* [Work to complete]: Set it all down exactly, every record and every line.

* [Listed records]:

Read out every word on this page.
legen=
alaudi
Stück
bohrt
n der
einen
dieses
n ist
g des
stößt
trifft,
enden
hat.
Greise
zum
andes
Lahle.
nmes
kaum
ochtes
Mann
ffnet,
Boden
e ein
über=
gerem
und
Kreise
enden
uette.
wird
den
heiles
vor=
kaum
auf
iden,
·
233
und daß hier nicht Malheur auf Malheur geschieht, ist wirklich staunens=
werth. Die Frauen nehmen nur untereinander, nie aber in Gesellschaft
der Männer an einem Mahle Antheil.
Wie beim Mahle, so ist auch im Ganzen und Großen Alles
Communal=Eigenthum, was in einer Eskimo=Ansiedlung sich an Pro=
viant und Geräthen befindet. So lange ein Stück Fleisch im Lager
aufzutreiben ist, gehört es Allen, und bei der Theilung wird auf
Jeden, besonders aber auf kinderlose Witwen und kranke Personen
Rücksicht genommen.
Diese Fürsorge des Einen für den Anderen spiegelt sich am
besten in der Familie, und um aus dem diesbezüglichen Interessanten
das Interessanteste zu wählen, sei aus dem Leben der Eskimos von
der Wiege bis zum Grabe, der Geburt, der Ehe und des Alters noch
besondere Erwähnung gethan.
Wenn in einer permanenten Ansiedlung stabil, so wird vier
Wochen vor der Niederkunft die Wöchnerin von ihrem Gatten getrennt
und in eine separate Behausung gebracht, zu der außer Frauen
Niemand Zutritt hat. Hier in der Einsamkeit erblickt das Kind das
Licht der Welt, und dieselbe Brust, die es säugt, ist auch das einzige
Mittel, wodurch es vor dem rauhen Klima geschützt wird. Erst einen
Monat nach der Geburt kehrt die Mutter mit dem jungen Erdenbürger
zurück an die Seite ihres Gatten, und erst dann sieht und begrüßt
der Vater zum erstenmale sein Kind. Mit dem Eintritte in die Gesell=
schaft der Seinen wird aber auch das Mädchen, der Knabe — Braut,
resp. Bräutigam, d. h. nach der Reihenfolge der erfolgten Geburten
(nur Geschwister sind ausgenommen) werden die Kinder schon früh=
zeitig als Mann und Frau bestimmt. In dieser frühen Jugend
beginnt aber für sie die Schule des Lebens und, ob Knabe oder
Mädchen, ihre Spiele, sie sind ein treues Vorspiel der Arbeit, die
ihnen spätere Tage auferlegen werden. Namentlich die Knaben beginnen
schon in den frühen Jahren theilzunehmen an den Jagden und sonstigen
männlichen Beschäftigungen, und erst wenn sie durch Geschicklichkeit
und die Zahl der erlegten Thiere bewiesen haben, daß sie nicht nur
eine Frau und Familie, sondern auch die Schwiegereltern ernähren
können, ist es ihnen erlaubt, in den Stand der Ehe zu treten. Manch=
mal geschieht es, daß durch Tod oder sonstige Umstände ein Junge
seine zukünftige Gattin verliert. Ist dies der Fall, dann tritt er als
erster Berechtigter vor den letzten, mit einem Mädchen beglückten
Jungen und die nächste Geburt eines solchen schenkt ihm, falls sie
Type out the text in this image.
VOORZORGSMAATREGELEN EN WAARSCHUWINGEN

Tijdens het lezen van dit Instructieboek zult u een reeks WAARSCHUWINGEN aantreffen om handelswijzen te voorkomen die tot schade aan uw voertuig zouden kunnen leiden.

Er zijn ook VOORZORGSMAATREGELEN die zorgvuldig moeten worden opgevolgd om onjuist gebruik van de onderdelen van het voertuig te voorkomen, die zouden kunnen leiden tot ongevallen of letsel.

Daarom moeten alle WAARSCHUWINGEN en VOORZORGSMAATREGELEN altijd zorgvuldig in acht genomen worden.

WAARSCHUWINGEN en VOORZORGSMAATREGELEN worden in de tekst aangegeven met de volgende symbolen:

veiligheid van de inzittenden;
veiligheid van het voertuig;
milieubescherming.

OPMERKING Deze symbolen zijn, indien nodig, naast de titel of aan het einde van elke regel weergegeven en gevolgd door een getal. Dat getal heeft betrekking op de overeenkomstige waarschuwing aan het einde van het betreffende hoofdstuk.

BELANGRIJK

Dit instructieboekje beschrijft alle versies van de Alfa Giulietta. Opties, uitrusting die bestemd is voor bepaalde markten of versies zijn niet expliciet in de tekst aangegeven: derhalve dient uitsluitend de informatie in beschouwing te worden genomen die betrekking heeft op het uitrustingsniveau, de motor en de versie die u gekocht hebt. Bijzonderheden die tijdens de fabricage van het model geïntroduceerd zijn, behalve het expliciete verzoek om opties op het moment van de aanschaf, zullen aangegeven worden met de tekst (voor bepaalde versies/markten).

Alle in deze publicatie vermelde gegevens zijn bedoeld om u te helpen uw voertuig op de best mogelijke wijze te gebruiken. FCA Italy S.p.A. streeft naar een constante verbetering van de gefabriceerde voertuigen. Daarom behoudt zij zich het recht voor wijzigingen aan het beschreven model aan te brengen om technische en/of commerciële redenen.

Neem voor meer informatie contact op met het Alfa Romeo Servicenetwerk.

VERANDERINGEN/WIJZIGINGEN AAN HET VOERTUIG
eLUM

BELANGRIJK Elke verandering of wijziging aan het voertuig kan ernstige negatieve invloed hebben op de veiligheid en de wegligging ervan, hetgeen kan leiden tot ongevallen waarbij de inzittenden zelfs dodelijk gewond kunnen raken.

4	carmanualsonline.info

* [Response to this exercise]:
Read out every word on this page.
legen=
alaudi
Stück
bohrt
n der
einen
dieses
n ist
g des
stößt
trifft,
enden
hat.
Greise
zum
andes
Lahle.
nmes
kaum
ochtes
Mann
ffnet,
Boden
e ein
über=
gerem
und
Kreise
enden
uette.
wird
den
heiles
vor=
kaum
auf
iden,
·
233
und daß hier nicht Malheur auf Malheur geschieht, ist wirklich staunens=
werth. Die Frauen nehmen nur untereinander, nie aber in Gesellschaft
der Männer an einem Mahle Antheil.
Wie beim Mahle, so ist auch im Ganzen und Großen Alles
Communal=Eigenthum, was in einer Eskimo=Ansiedlung sich an Pro=
viant und Geräthen befindet. So lange ein Stück Fleisch im Lager
aufzutreiben ist, gehört es Allen, und bei der Theilung wird auf
Jeden, besonders aber auf kinderlose Witwen und kranke Personen
Rücksicht genommen.
Diese Fürsorge des Einen für den Anderen spiegelt sich am
besten in der Familie, und um aus dem diesbezüglichen Interessanten
das Interessanteste zu wählen, sei aus dem Leben der Eskimos von
der Wiege bis zum Grabe, der Geburt, der Ehe und des Alters noch
besondere Erwähnung gethan.
Wenn in einer permanenten Ansiedlung stabil, so wird vier
Wochen vor der Niederkunft die Wöchnerin von ihrem Gatten getrennt
und in eine separate Behausung gebracht, zu der außer Frauen
Niemand Zutritt hat. Hier in der Einsamkeit erblickt das Kind das
Licht der Welt, und dieselbe Brust, die es säugt, ist auch das einzige
Mittel, wodurch es vor dem rauhen Klima geschützt wird. Erst einen
Monat nach der Geburt kehrt die Mutter mit dem jungen Erdenbürger
zurück an die Seite ihres Gatten, und erst dann sieht und begrüßt
der Vater zum erstenmale sein Kind. Mit dem Eintritte in die Gesell=
schaft der Seinen wird aber auch das Mädchen, der Knabe — Braut,
resp. Bräutigam, d. h. nach der Reihenfolge der erfolgten Geburten
(nur Geschwister sind ausgenommen) werden die Kinder schon früh=
zeitig als Mann und Frau bestimmt. In dieser frühen Jugend
beginnt aber für sie die Schule des Lebens und, ob Knabe oder
Mädchen, ihre Spiele, sie sind ein treues Vorspiel der Arbeit, die
ihnen spätere Tage auferlegen werden. Namentlich die Knaben beginnen
schon in den frühen Jahren theilzunehmen an den Jagden und sonstigen
männlichen Beschäftigungen, und erst wenn sie durch Geschicklichkeit
und die Zahl der erlegten Thiere bewiesen haben, daß sie nicht nur
eine Frau und Familie, sondern auch die Schwiegereltern ernähren
können, ist es ihnen erlaubt, in den Stand der Ehe zu treten. Manch=
mal geschieht es, daß durch Tod oder sonstige Umstände ein Junge
seine zukünftige Gattin verliert. Ist dies der Fall, dann tritt er als
erster Berechtigter vor den letzten, mit einem Mädchen beglückten
Jungen und die nächste Geburt eines solchen schenkt ihm, falls sie
Type out the text in this image.
VOORZORGSMAATREGELEN EN WAARSCHUWINGEN

Tijdens het lezen van dit Instructieboek zult u een reeks WAARSCHUWINGEN aantreffen om handelswijzen te voorkomen die tot schade aan uw voertuig zouden kunnen leiden.

Er zijn ook VOORZORGSMAATREGELEN die zorgvuldig moeten worden opgevolgd om onjuist gebruik van de onderdelen van het voertuig te voorkomen, die zouden kunnen leiden tot ongevallen of letsel.

Daarom moeten alle WAARSCHUWINGEN en VOORZORGSMAATREGELEN altijd zorgvuldig in acht genomen worden.

WAARSCHUWINGEN en VOORZORGSMAATREGELEN worden in de tekst aangegeven met de volgende symbolen:

veiligheid van de inzittenden;
veiligheid van het voertuig;
milieubescherming.

OPMERKING Deze symbolen zijn, indien nodig, naast de titel of aan het einde van elke regel weergegeven en gevolgd door een getal. Dat getal heeft betrekking op de overeenkomstige waarschuwing aan het einde van het betreffende hoofdstuk.

BELANGRIJK

Dit instructieboekje beschrijft alle versies van de Alfa Giulietta. Opties, uitrusting die bestemd is voor bepaalde markten of versies zijn niet expliciet in de tekst aangegeven: derhalve dient uitsluitend de informatie in beschouwing te worden genomen die betrekking heeft op het uitrustingsniveau, de motor en de versie die u gekocht hebt. Bijzonderheden die tijdens de fabricage van het model geïntroduceerd zijn, behalve het expliciete verzoek om opties op het moment van de aanschaf, zullen aangegeven worden met de tekst (voor bepaalde versies/markten).

Alle in deze publicatie vermelde gegevens zijn bedoeld om u te helpen uw voertuig op de best mogelijke wijze te gebruiken. FCA Italy S.p.A. streeft naar een constante verbetering van de gefabriceerde voertuigen. Daarom behoudt zij zich het recht voor wijzigingen aan het beschreven model aan te brengen om technische en/of commerciële redenen.

Neem voor meer informatie contact op met het Alfa Romeo Servicenetwerk.

VERANDERINGEN/WIJZIGINGEN AAN HET VOERTUIG
eLUM

BELANGRIJK Elke verandering of wijziging aan het voertuig kan ernstige negatieve invloed hebben op de veiligheid en de wegligging ervan, hetgeen kan leiden tot ongevallen waarbij de inzittenden zelfs dodelijk gewond kunnen raken.

4	carmanualsonline.info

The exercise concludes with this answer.